Exercise description:
Reproduce all of the material word for word.

--- Start ---

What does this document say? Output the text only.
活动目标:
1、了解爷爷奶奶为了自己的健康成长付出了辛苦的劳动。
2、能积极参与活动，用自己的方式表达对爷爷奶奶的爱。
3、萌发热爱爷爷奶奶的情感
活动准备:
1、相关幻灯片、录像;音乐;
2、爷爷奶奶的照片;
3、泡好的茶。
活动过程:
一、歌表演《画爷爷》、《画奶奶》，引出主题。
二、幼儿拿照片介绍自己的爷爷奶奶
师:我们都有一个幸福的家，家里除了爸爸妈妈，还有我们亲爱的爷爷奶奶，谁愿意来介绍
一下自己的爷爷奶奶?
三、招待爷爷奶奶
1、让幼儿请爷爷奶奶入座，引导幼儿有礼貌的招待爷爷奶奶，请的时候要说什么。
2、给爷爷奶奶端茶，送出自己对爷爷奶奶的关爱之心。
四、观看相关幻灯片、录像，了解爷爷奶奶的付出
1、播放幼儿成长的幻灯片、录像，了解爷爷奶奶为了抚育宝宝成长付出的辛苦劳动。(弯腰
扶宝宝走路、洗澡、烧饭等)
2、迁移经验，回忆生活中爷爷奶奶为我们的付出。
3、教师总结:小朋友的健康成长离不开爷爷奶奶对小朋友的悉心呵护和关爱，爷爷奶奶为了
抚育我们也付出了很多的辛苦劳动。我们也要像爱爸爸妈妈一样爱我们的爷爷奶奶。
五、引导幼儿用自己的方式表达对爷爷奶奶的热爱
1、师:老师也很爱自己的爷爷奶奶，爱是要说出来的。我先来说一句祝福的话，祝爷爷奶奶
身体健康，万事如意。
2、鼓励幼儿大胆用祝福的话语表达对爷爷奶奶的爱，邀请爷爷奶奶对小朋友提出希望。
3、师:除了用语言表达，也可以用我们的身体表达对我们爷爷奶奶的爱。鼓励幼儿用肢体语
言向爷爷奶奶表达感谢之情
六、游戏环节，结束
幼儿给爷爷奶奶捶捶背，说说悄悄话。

--- End ---

Full answer:
What does this document say? Output the text only.
活动目标:
1、了解爷爷奶奶为了自己的健康成长付出了辛苦的劳动。
2、能积极参与活动，用自己的方式表达对爷爷奶奶的爱。
3、萌发热爱爷爷奶奶的情感
活动准备:
1、相关幻灯片、录像;音乐;
2、爷爷奶奶的照片;
3、泡好的茶。
活动过程:
一、歌表演《画爷爷》、《画奶奶》，引出主题。
二、幼儿拿照片介绍自己的爷爷奶奶
师:我们都有一个幸福的家，家里除了爸爸妈妈，还有我们亲爱的爷爷奶奶，谁愿意来介绍
一下自己的爷爷奶奶?
三、招待爷爷奶奶
1、让幼儿请爷爷奶奶入座，引导幼儿有礼貌的招待爷爷奶奶，请的时候要说什么。
2、给爷爷奶奶端茶，送出自己对爷爷奶奶的关爱之心。
四、观看相关幻灯片、录像，了解爷爷奶奶的付出
1、播放幼儿成长的幻灯片、录像，了解爷爷奶奶为了抚育宝宝成长付出的辛苦劳动。(弯腰
扶宝宝走路、洗澡、烧饭等)
2、迁移经验，回忆生活中爷爷奶奶为我们的付出。
3、教师总结:小朋友的健康成长离不开爷爷奶奶对小朋友的悉心呵护和关爱，爷爷奶奶为了
抚育我们也付出了很多的辛苦劳动。我们也要像爱爸爸妈妈一样爱我们的爷爷奶奶。
五、引导幼儿用自己的方式表达对爷爷奶奶的热爱
1、师:老师也很爱自己的爷爷奶奶，爱是要说出来的。我先来说一句祝福的话，祝爷爷奶奶
身体健康，万事如意。
2、鼓励幼儿大胆用祝福的话语表达对爷爷奶奶的爱，邀请爷爷奶奶对小朋友提出希望。
3、师:除了用语言表达，也可以用我们的身体表达对我们爷爷奶奶的爱。鼓励幼儿用肢体语
言向爷爷奶奶表达感谢之情
六、游戏环节，结束
幼儿给爷爷奶奶捶捶背，说说悄悄话。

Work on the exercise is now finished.